→ **Records to process**
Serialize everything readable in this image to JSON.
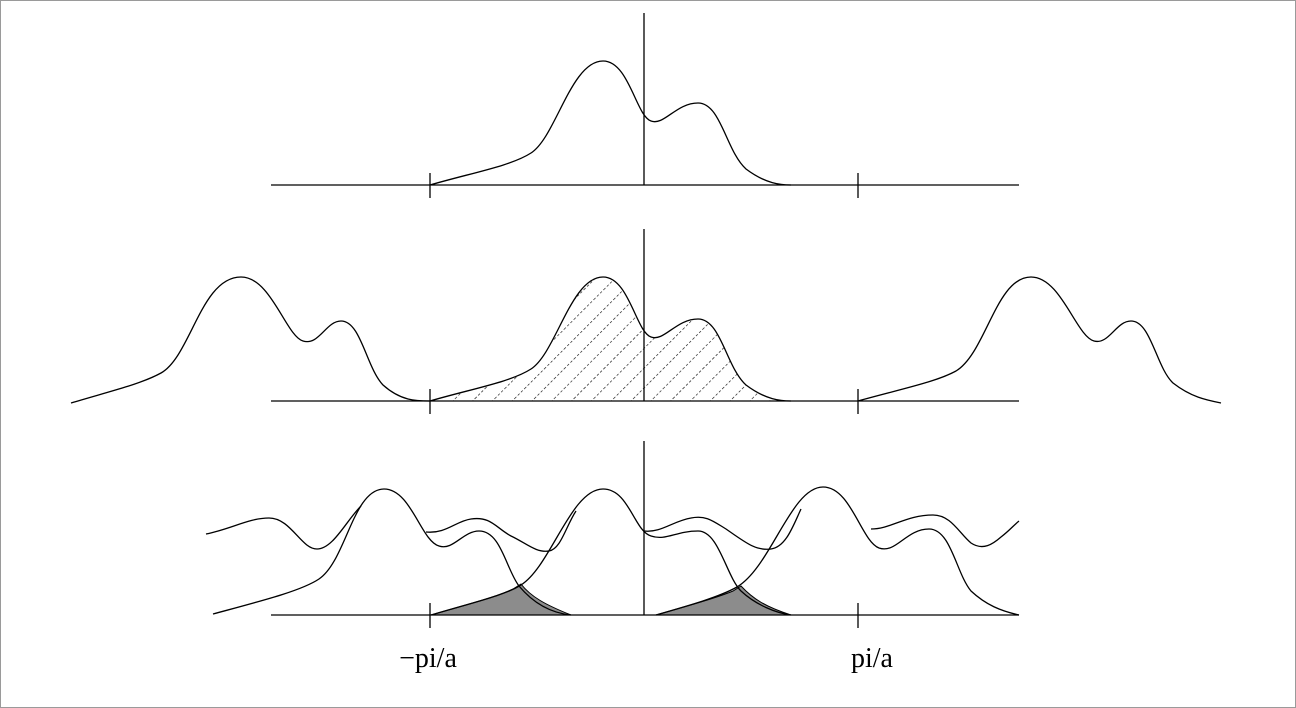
{
  "labels": {
    "left_tick": "−pi/a",
    "right_tick": "pi/a"
  },
  "colors": {
    "stroke": "#000000",
    "shaded": "#8c8c8c",
    "hatch": "#000000"
  },
  "panels": [
    {
      "name": "original-spectrum"
    },
    {
      "name": "periodic-replicas-hatched"
    },
    {
      "name": "overlapping-replicas-aliasing"
    }
  ]
}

→ **What you have to do**
Go through the entries above and output them exactly, without pictures.

→ **Full answer**
Serialize everything readable in this image to JSON.
{
  "labels": {
    "left_tick": "−pi/a",
    "right_tick": "pi/a"
  },
  "colors": {
    "stroke": "#000000",
    "shaded": "#8c8c8c",
    "hatch": "#000000"
  },
  "panels": [
    {
      "name": "original-spectrum"
    },
    {
      "name": "periodic-replicas-hatched"
    },
    {
      "name": "overlapping-replicas-aliasing"
    }
  ]
}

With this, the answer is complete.